===== 文書 =====

TikTokと東宝、タッグの狙いとは? 北村匠海とプロジェクト担当者が語り合う“映画”の未来

北村匠海×東宝×TikTokが語り合う

TikTokは“映画”を変えるか?

北村匠海

――北村さんは、普段TikTokをよくご覧になりますか。

北村:DISH//の公式アカウントがあるのでよくお世話になっています。うちの橘柊生(DISH//のDJ担当)はTikTokの可能性にいち早く気づいて「必ずTikTokは流行る、音楽の形が変わる」と以前から言っていましたけど、本当にあっという間に、TikTokから新しい曲が出てくるようになりましたよね。

――TikTokは音楽業界に大きなインパクトを与えたということですが、今回の企画は映画です。映画という分野もTikTokによって変わっていくと思われますか。

馮:映画は誕生してからまだ100年ちょっとで、歴史がまだまだ浅いですから、映画の定義や形式も様々に変わっていくと思います。今回の企画で出てきた映像が映画と呼べるのか、まだ誰にもわかりません。でも、映画と呼べないとも言い切れないと思うんです。

北村:価値観は人それぞれだったりしますよね。例えば、映画でもCM的な演出をする作品がありますけど、それを映画と考えるか映画じゃないと考えるかは人それぞれですし、誰かが「これが正解だ」と決められないものだというのが、今回の企画の核なんじゃないでしょうか。

馮:おっしゃる通りで、僕らは映画館という箱で上映するものを映画と一般的に呼んでいますけど、新しいプラットフォームが出てきた時に、それが映画と言えるかどうか、僕らが決めることではないんだと思います。映画館にしても、今はほとんどフィルムではなくデジタルで上映しているわけで、昔と変わっているわけですから。

島田:今回は「Film Festival」と銘打っていますが、映画祭も形式が変化していて、オンライン映画祭も盛んになっていますし、必ずしも劇場で観るものだけを対象にしていませんしね。それに、今回はせっかく東宝さんとご一緒するので映画というものにこだわりたいと考えていました。公式サイトにもリュミエール兄弟の名前を挙げていますが、敢えて映画史の土台の上にTikTokもあるんだと意識して、過去へのリスペクトをサブテキストに入れています。過去の歴史の上に新しい歴史を紡いでいくというメッセージが伝わればいいなと思っています。

=====

#### [課題の指示]
対談の内容をもとに、次の質問に答えてください。
1. DISH//で、以前から「必ずTikTokは流行る」と言っていたのは誰ですか。
2. 馮によると、映画は誕生してからどのくらい経っていますか。
3. 島田によると、公式サイトで名前を挙げているのは誰ですか。
資料は対談とは別の出典から取られたものです。

===== 提供資料 =====

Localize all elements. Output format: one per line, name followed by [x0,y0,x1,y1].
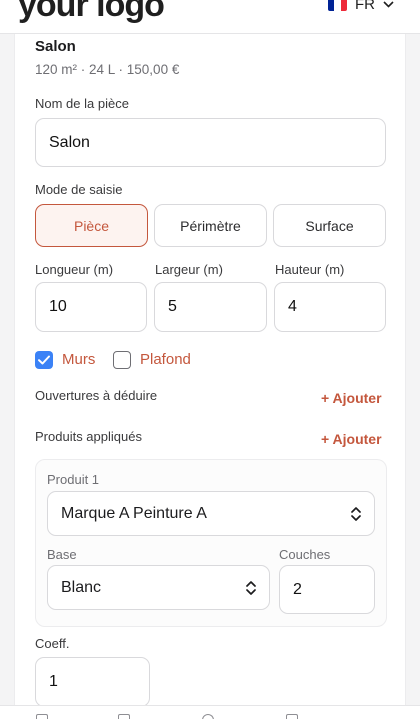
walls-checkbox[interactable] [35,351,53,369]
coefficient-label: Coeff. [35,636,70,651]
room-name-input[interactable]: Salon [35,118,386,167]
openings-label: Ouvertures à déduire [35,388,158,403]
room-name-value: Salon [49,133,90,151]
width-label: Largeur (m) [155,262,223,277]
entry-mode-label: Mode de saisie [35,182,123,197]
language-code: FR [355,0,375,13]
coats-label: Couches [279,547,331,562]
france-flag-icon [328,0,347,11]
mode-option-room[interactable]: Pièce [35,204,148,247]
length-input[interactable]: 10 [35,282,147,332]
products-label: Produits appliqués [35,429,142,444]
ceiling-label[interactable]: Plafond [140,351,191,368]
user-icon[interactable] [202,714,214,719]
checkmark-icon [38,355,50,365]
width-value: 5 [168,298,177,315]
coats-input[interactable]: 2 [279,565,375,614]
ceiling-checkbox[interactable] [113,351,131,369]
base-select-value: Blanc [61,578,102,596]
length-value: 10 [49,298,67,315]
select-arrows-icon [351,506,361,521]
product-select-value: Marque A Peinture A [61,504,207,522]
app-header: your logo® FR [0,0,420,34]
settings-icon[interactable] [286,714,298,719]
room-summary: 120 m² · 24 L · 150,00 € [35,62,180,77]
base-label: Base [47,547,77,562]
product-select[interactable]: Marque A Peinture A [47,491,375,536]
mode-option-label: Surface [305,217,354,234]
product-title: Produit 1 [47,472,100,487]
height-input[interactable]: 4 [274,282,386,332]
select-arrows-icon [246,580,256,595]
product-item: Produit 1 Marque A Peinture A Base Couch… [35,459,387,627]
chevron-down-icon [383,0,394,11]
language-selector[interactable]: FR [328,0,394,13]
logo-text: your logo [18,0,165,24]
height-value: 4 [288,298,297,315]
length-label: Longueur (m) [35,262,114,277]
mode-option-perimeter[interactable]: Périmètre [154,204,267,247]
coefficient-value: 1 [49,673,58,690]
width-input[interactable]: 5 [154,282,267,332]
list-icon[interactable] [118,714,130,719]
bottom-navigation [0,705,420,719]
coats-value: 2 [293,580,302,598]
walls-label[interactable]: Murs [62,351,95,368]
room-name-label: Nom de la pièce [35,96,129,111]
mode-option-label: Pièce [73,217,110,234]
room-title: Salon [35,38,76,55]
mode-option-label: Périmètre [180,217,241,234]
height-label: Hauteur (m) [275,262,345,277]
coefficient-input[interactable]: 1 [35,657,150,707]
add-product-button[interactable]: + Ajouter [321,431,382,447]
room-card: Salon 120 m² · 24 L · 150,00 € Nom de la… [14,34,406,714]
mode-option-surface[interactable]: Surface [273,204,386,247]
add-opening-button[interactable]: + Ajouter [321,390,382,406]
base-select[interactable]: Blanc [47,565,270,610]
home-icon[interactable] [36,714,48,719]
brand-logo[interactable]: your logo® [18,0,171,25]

=====

#### [解答]
1. 橘柊生(DISH//のDJ担当)
2. 100年ちょっと
3. リュミエール兄弟